-------- Data shown
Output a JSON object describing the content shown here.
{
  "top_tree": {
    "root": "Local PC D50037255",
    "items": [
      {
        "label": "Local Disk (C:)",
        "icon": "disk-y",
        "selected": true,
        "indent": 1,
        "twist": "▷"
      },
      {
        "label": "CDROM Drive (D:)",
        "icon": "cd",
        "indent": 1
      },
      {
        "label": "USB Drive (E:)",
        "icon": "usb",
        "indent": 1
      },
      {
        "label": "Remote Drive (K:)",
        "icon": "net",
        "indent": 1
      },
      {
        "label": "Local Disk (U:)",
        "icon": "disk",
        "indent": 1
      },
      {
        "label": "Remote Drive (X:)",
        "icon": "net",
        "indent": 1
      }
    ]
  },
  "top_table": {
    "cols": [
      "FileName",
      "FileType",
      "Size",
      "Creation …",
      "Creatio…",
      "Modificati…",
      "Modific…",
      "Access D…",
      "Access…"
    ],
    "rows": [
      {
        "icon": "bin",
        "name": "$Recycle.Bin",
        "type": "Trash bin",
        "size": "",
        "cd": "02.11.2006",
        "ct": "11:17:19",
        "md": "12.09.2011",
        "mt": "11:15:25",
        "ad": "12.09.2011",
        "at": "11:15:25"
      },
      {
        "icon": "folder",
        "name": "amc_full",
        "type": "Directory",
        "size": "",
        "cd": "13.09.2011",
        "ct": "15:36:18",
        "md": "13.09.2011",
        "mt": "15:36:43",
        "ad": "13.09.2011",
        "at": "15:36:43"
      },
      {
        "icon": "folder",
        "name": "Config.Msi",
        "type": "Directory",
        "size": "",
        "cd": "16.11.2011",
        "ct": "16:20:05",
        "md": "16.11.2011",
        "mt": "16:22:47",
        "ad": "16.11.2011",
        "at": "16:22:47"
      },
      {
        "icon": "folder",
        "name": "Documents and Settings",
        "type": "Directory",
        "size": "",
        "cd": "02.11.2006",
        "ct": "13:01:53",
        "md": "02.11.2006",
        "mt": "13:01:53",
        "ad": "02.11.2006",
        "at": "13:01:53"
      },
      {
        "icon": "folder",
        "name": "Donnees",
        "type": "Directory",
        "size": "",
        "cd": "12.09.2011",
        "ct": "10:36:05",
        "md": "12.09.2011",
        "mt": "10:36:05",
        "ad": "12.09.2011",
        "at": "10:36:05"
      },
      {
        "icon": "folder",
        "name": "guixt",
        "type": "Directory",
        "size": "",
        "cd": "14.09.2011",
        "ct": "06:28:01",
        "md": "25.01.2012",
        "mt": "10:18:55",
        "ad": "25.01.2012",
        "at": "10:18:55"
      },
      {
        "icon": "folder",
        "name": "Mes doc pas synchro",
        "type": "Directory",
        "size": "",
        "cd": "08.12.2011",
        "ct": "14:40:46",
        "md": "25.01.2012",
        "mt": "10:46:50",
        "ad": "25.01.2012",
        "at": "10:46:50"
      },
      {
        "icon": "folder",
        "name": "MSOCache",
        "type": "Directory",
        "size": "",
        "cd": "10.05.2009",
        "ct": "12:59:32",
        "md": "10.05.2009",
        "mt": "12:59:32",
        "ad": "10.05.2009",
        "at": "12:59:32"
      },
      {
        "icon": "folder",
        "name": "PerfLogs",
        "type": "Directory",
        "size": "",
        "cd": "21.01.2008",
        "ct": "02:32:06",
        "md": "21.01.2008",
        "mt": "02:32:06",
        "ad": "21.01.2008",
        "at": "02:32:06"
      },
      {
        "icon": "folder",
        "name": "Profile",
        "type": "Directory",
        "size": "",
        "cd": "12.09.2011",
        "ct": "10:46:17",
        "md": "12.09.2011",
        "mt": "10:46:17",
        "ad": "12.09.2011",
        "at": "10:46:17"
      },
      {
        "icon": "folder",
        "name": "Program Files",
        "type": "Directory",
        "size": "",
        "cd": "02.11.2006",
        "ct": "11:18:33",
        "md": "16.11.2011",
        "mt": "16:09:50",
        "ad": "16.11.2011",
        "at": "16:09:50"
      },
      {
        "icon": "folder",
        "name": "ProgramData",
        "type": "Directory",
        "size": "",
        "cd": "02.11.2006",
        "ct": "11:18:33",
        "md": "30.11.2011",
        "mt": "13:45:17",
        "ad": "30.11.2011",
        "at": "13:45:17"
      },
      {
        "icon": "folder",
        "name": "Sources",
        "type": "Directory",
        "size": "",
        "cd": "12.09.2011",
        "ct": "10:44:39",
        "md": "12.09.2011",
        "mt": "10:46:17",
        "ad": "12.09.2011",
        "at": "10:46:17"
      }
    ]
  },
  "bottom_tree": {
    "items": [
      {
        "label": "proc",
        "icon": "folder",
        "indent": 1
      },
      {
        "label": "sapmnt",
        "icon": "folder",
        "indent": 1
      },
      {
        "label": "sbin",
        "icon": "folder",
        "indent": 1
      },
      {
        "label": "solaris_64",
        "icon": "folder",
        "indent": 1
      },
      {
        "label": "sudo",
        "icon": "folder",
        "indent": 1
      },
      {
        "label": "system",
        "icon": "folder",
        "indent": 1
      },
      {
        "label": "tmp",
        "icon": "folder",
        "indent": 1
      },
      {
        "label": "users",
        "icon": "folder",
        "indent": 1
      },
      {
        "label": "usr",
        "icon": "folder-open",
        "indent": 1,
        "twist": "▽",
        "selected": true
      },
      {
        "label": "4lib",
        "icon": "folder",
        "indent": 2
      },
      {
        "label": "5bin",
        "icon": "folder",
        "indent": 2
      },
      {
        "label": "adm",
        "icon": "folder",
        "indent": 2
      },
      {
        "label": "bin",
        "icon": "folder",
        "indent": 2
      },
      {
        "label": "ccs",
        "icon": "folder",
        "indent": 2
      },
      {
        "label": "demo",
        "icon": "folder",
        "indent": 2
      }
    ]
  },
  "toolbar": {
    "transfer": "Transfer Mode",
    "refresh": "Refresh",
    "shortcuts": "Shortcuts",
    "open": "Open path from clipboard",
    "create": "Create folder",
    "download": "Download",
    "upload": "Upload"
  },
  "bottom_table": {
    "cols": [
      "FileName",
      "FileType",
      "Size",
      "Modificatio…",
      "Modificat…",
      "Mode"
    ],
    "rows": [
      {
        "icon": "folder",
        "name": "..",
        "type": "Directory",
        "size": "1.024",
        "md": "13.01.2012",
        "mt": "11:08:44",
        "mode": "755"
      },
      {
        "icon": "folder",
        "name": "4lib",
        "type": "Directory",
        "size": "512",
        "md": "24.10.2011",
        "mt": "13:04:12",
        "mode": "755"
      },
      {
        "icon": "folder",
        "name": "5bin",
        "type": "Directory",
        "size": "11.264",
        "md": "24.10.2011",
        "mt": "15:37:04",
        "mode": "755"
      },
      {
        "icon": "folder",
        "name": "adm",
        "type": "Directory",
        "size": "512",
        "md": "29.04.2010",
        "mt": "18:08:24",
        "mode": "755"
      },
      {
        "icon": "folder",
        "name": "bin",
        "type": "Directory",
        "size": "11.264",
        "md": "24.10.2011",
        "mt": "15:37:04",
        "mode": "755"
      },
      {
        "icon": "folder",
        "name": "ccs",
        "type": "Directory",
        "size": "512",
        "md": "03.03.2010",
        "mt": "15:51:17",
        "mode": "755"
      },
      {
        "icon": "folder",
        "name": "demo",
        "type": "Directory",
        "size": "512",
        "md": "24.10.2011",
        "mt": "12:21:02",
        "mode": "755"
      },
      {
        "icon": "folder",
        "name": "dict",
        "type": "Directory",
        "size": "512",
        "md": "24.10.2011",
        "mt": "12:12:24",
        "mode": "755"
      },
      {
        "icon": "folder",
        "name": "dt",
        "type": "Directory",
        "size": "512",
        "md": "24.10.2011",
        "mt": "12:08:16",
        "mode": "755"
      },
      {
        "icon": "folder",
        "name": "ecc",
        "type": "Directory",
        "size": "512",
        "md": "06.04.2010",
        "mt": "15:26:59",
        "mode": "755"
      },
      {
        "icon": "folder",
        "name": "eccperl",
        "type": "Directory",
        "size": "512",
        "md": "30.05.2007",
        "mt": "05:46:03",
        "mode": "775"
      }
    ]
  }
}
----------------
-------- Data shown
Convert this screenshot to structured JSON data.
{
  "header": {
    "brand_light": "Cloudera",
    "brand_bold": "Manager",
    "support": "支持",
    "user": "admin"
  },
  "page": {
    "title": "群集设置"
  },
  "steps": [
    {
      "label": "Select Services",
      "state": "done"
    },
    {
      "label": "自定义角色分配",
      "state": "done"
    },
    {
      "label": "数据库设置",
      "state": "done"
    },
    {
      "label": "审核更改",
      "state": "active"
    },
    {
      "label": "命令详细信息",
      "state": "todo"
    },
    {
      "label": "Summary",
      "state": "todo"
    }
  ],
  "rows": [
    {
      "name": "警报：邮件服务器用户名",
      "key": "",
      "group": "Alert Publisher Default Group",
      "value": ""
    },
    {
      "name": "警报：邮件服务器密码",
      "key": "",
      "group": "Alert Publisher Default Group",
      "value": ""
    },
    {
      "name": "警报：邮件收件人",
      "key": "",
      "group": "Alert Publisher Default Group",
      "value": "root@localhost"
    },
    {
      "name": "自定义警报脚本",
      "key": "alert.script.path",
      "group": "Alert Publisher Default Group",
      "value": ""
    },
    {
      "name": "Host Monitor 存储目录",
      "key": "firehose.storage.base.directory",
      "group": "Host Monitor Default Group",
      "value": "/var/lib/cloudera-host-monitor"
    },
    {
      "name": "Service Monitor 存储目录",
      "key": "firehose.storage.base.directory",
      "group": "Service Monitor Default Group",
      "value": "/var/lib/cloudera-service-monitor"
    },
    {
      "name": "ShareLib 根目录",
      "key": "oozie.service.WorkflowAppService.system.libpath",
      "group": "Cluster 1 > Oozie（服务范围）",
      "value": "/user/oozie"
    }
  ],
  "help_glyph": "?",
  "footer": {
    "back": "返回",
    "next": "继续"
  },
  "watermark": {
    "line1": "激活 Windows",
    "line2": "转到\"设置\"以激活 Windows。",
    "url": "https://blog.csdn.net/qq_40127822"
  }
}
----------------
**Task to carry out**
How many of the lines above include the word "open"? Respond with the number alone.

**Result of this task**
2